◆ Lesetext ◆
Nach der Niederlage der Revolution von 1848 ging das Lager dann endgültig auf die Seite der Reaktion über. Bereits bei der Revolution 1918 wurden viele Verbindungstudenten Mitglied bewaffneter rechter Verbände, in Deutschland etwa der Freikorps. Danach begann mit zentraler Unterstützung aus dem verbindungsstudentischen Lager der Aufstieg der-> Nazis.

Student:innenverbindung: Die deutschnationalen Verbindungen werden oft auf die Burschenschaften reduziert. Das ist eine Einengung des Blicks, die problematisch ist. Denn tatsächlich stellen die -> Burschenschaften nur eine Minderheit des deutschnationalen Verbindungswesens dar. Gleichzeitig hat sich der Begriff mittlerweile so sehr eingebürgert, dass es schwer ist, ihm zu entkommen. Das zeigt bereits der Titel dieses Artikels.

Neben den Burschenschaften gibt es auch:

  • Akademische Turnverbindungen
  • Corps
  • Damenverbindungen
  • Fachstudentische Verbindungen
  • Ferialverbindungen
  • Fliegerschaften
  • Gilden
  • Jägerschaften
  • Landsmannschaften
  • Mädelschaften
  • Sängerschaften
  • Vereine Deutscher Studenten

Ring freiheitlicher Studenten (RfS): Studierendenorganisation der FPÖ, traditionell von Verbindungsstudenten geprägt.

Sängerschaft: Deutschnationale Studentenverbindung

Scharnierfunktion: In den Student:innenverbindungen vereinigt sich das gesamte extrem rechte Lager. Von der -> FPÖ über die -> Identitären bis zur offenen -> Naziszene. Hier können jenseits der Öffentlichkeit einschlägige Kontakte gepflegt werden. Die Verbindungen bedeuten über ihre Verankerung in der -> FPÖ auch politischen Schutz für die Naziszene vor Verfolgung. Dementsprechend sollte es nicht verwundern, dass viele zentrale Kader der österreichische Neonazi-Szene -> korporiert sind. Sichtbar wurde diese Scharnierfunktion in Österreich zuletzt 2023 nach der Verhaftung des einschlägig bekannten Herbert Fritz durch die Taliban.

Verbindungshaus der Olympia in der Wiener Gumpendorferstraße. Bild: Michael Bonvalot

Kurz zuvor hatte er auf der Verschwörungsplattform AUF1 noch einen Reisebericht mit dem Titel “Urlaub bei den Taliban ist sicher” veröffentlicht. Fritz ist -> Alter Herr der Wiener Burschenschaft Olympia. Für seine Freilassung rücken nun seine Verbindungsbrüder aus der Olympia aus. Unter ihnen der -> FPÖ-Abgeordnete Martin Graf, der -> Identitäre Gernot Schmidt und auch die offene -> Naziszene.

Schläger: Die Waffe, mit der die Verbindungen ihre -> Mensuren ausfechten.

Schmiss: Verletzung im Gesicht, die beim Schlagen einer -> Mensur entstehen kann. Während der Schmiss früher oft als Statussymbol galt, wird heute eher versucht, sich das Gesicht nicht mehr verunstalten zu lassen. Wer keinen Schmiss riskieren will, wird wohl zu einer Verbindung gehen, die nicht pflichtschlagend (-> Mensur) ist. Das erklärt möglicherweise auch, warum besonders viele österreichische Kader der Gruppe -> Identitäre bei der Wiener -> Sängerschaft Barden unterkamen.

◆ Vorliegendes Material ◆
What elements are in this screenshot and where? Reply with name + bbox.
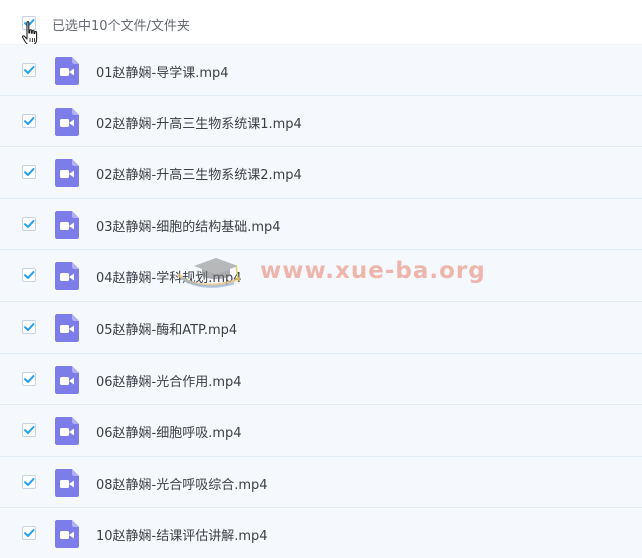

◆ Zu bearbeitende Aufgabe ◆
Wie heißt laut dem Lesetext die Waffe, mit der die Verbindungen ihre Mensuren ausfechten?

◆ Bearbeitete Aufgabe ◆
Die Waffe heißt Schläger.